▸ **Dataset rows**:
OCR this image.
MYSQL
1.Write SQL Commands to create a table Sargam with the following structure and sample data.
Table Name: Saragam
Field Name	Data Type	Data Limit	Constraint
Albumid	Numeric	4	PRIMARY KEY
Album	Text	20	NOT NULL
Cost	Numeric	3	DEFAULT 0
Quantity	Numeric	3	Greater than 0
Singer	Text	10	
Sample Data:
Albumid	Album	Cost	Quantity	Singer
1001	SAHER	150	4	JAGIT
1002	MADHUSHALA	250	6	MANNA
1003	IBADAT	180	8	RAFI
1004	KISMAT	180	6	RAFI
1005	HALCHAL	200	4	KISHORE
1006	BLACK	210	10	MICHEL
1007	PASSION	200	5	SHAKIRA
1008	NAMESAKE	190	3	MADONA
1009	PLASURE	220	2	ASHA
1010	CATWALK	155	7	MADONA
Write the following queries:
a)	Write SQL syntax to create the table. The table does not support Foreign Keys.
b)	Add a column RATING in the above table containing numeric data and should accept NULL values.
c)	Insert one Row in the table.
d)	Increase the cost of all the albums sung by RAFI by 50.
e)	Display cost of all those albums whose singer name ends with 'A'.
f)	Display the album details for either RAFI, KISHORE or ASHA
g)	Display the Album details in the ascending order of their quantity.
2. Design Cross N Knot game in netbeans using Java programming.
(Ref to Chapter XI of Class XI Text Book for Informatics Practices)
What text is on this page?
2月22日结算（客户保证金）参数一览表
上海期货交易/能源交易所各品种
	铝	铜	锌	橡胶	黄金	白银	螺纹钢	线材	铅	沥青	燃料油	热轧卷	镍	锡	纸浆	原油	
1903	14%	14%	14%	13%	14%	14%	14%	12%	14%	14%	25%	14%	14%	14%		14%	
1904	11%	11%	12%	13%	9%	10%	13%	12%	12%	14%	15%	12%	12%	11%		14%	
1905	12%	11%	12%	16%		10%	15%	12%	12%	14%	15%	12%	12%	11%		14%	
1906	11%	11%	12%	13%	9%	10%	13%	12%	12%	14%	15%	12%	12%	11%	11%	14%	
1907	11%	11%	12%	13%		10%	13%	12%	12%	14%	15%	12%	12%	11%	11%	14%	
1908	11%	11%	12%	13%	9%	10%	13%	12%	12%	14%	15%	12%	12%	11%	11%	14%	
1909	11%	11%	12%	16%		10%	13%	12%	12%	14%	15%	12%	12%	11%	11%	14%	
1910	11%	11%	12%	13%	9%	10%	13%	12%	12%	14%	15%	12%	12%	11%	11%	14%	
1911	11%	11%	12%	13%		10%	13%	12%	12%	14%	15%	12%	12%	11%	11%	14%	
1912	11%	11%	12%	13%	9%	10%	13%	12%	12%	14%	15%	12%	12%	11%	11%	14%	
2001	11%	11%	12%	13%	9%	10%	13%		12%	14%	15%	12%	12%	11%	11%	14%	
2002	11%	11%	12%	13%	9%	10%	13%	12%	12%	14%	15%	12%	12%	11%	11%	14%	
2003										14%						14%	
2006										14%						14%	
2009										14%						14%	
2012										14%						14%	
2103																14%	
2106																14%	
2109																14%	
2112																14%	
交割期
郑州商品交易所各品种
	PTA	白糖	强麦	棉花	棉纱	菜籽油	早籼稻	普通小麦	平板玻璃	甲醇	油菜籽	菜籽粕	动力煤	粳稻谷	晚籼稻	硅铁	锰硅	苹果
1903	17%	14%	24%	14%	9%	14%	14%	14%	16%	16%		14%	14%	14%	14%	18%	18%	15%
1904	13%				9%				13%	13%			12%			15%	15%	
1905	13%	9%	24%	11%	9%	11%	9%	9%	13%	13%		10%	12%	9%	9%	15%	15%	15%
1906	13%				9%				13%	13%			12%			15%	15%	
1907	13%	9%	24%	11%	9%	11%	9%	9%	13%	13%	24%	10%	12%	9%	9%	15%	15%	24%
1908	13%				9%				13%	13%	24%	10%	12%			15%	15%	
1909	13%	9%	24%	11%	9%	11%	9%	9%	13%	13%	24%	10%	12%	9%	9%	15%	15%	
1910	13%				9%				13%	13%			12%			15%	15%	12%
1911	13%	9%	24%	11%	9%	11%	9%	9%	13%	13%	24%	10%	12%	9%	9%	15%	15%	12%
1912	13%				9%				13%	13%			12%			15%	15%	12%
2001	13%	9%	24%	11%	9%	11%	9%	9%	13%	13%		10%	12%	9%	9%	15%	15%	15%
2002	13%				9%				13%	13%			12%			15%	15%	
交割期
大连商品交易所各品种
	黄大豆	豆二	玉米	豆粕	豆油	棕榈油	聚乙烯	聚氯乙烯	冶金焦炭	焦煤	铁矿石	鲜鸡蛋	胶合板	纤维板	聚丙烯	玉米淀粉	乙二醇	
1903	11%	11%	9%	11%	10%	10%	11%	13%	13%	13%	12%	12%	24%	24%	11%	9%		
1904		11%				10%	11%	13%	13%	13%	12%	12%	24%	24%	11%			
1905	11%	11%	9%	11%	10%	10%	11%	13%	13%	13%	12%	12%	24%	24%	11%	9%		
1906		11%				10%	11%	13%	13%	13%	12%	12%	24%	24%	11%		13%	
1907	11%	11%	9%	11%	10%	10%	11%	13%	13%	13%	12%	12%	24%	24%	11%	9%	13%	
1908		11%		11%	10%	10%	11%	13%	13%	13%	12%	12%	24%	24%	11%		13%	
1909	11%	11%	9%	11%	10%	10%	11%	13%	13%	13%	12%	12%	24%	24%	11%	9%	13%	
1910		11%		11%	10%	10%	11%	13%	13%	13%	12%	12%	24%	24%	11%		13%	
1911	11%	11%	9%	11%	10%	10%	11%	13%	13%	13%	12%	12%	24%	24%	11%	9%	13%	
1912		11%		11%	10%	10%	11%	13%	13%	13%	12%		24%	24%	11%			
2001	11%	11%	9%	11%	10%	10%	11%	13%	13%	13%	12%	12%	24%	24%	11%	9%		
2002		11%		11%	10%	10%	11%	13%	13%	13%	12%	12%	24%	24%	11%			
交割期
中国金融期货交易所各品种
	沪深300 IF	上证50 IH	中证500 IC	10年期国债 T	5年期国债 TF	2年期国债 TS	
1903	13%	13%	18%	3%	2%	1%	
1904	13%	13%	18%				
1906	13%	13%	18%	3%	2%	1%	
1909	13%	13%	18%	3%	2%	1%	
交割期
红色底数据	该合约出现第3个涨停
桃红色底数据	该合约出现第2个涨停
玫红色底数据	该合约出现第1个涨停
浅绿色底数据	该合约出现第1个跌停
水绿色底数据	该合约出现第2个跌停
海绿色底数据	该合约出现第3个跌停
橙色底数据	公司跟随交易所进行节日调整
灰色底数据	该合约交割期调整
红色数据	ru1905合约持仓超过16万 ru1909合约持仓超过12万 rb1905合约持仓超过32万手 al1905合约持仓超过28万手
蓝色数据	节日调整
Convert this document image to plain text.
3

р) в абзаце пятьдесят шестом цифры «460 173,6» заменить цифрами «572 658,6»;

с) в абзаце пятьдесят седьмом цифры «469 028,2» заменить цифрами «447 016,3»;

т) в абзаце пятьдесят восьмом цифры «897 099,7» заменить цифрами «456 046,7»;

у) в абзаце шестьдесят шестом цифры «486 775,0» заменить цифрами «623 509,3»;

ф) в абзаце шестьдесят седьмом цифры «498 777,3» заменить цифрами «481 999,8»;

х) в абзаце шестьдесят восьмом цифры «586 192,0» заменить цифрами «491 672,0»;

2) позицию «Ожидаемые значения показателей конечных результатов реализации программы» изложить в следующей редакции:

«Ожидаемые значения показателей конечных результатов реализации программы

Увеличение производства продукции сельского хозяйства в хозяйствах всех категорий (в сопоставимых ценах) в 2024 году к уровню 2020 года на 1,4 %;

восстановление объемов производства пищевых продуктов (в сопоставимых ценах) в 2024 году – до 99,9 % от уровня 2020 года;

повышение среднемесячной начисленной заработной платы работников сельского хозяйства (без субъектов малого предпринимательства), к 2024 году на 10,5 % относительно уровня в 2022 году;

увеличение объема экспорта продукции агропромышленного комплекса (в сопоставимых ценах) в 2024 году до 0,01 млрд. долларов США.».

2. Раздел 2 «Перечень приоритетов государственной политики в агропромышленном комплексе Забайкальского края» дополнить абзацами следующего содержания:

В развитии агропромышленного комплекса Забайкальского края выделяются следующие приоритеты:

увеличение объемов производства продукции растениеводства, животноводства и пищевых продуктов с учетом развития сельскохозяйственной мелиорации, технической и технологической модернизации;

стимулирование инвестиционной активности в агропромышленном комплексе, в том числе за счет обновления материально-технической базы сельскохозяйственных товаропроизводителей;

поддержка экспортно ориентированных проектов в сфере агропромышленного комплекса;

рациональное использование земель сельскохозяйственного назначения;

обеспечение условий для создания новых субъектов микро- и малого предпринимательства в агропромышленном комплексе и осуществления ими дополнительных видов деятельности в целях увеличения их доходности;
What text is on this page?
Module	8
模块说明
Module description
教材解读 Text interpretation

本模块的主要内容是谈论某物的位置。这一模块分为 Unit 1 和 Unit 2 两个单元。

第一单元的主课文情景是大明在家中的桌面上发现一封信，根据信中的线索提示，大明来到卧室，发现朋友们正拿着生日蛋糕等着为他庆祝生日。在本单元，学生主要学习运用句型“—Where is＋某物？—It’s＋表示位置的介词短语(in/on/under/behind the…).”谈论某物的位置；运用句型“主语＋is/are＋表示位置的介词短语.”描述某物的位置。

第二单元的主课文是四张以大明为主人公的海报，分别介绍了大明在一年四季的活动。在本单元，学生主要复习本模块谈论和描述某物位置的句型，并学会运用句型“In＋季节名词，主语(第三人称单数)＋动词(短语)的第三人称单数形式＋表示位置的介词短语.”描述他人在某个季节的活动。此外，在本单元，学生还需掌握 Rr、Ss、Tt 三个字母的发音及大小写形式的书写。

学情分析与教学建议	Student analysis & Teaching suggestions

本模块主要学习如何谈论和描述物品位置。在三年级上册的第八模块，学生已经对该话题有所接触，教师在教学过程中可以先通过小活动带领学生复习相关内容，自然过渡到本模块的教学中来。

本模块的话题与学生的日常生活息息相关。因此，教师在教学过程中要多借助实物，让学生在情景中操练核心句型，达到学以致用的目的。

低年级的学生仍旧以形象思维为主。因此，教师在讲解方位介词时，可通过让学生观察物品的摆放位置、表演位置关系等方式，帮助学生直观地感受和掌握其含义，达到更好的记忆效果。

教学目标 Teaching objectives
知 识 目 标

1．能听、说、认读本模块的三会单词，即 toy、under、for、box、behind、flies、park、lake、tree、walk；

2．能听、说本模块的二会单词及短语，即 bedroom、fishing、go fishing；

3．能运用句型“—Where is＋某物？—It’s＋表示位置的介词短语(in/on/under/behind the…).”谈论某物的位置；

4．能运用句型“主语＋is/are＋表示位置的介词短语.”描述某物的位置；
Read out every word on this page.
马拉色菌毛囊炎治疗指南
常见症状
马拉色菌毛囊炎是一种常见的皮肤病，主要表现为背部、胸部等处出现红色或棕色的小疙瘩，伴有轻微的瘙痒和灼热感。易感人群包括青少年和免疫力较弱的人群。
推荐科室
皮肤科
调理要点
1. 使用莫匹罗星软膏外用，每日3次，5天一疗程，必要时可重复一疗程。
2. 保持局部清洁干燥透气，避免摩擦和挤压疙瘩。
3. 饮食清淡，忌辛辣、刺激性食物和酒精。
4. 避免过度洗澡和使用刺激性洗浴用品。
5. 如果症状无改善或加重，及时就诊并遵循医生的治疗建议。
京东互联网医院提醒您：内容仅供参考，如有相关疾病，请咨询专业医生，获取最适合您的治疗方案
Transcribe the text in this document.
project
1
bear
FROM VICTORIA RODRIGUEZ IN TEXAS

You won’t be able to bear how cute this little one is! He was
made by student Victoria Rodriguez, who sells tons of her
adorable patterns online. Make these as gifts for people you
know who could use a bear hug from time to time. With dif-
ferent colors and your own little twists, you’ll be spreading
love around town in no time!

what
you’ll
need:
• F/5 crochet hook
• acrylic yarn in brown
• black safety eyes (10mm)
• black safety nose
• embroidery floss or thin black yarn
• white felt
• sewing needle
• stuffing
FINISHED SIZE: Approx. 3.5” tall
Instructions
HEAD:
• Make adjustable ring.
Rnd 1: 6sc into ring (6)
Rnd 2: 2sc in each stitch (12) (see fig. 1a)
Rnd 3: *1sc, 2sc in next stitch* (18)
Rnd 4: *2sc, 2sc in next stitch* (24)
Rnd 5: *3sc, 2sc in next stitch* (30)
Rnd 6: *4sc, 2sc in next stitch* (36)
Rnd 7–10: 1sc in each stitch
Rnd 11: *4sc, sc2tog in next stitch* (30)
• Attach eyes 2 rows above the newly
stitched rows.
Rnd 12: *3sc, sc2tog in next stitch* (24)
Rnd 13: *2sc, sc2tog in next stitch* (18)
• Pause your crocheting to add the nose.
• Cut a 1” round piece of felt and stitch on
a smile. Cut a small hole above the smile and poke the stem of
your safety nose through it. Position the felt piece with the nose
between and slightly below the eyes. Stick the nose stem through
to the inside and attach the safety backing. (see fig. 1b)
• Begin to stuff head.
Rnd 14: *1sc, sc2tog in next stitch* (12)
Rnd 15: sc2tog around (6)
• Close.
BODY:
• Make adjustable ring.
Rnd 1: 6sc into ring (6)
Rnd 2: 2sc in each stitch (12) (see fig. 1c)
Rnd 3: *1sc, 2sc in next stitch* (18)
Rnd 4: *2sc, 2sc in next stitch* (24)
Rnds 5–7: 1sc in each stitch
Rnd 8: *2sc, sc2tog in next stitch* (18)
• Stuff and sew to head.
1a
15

▸ **Short exercise**:
Return every line above that contains the word "描述某物的位置".

▸ **Answer**:
第一单元的主课文情景是大明在家中的桌面上发现一封信，根据信中的线索提示，大明来到卧室，发现朋友们正拿着生日蛋糕等着为他庆祝生日。在本单元，学生主要学习运用句型“—Where is＋某物？—It’s＋表示位置的介词短语(in/on/under/behind the…).”谈论某物的位置；运用句型“主语＋is/are＋表示位置的介词短语.”描述某物的位置。
4．能运用句型“主语＋is/are＋表示位置的介词短语.”描述某物的位置；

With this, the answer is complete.